§ **What you are asked to do**: Check every line below for the word "pulsante" and show those that hold it.

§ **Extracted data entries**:
===
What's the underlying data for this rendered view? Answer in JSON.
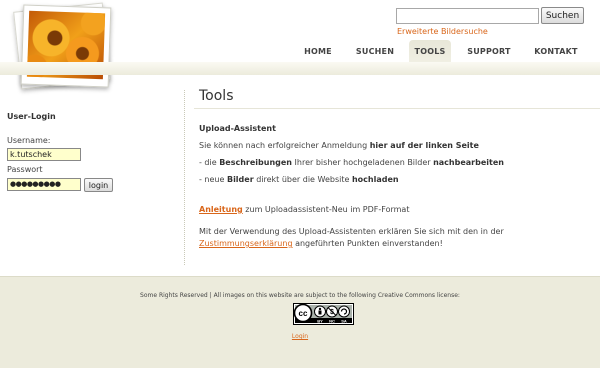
{
  "search": {
    "input_value": "",
    "button_label": "Suchen",
    "advanced_link": "Erweiterte Bildersuche"
  },
  "nav": {
    "items": [
      {
        "label": "HOME"
      },
      {
        "label": "SUCHEN"
      },
      {
        "label": "TOOLS"
      },
      {
        "label": "SUPPORT"
      },
      {
        "label": "KONTAKT"
      }
    ],
    "active": "TOOLS"
  },
  "sidebar": {
    "heading": "User-Login",
    "username_label": "Username:",
    "username_value": "k.tutschek",
    "password_label": "Passwort",
    "password_value": "●●●●●●●●●",
    "login_button": "login"
  },
  "main": {
    "title": "Tools",
    "section_heading": "Upload-Assistent",
    "line1_pre": "Sie können nach erfolgreicher Anmeldung ",
    "line1_bold": "hier auf der linken Seite",
    "line2_pre": "- die ",
    "line2_bold1": "Beschreibungen",
    "line2_mid": " Ihrer bisher hochgeladenen Bilder ",
    "line2_bold2": "nachbearbeiten",
    "line3_pre": "- neue ",
    "line3_bold1": "Bilder",
    "line3_mid": " direkt über die Website ",
    "line3_bold2": "hochladen",
    "guide_link": "Anleitung",
    "guide_rest": " zum Uploadassistent-Neu im PDF-Format",
    "consent_line1": "Mit der Verwendung des Upload-Assistenten erklären Sie sich mit den in der",
    "consent_link": "Zustimmungserklärung",
    "consent_rest": " angeführten Punkten einverstanden!"
  },
  "footer": {
    "license_text": "Some Rights Reserved | All images on this website are subject to the following Creative Commons license:",
    "cc_labels": [
      "BY",
      "NC",
      "SA"
    ],
    "login_link": "Login"
  },
  "colors": {
    "accent": "#d9661a",
    "nav_band": "#ecebdc",
    "field_bg": "#ffffcc"
  }
}
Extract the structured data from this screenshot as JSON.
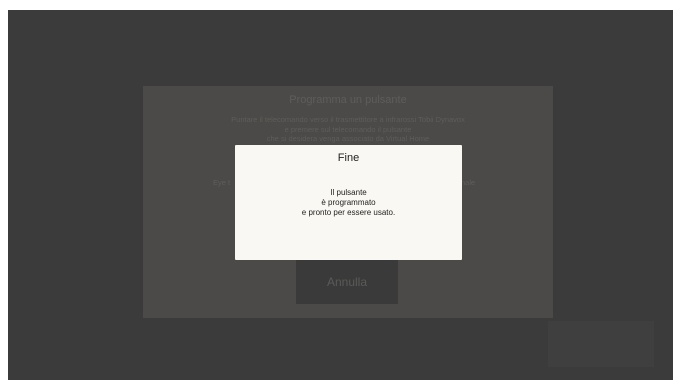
{
  "background": {
    "title": "Programma un pulsante",
    "instructions": [
      "Puntare il telecomando verso il trasmettitore a infrarossi Tobii Dynavox",
      "e premere sul telecomando il pulsante",
      "che si desidera venga associato da Virtual Home"
    ],
    "side_left": "Eye t",
    "side_right": "nale",
    "cancel_label": "Annulla"
  },
  "dialog": {
    "title": "Fine",
    "message_lines": [
      "Il pulsante",
      "è programmato",
      "e pronto per essere usato."
    ]
  }
}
===
§ **Written solution**:
    "title": "Programma un pulsante",
      "e premere sul telecomando il pulsante",
      "Il pulsante",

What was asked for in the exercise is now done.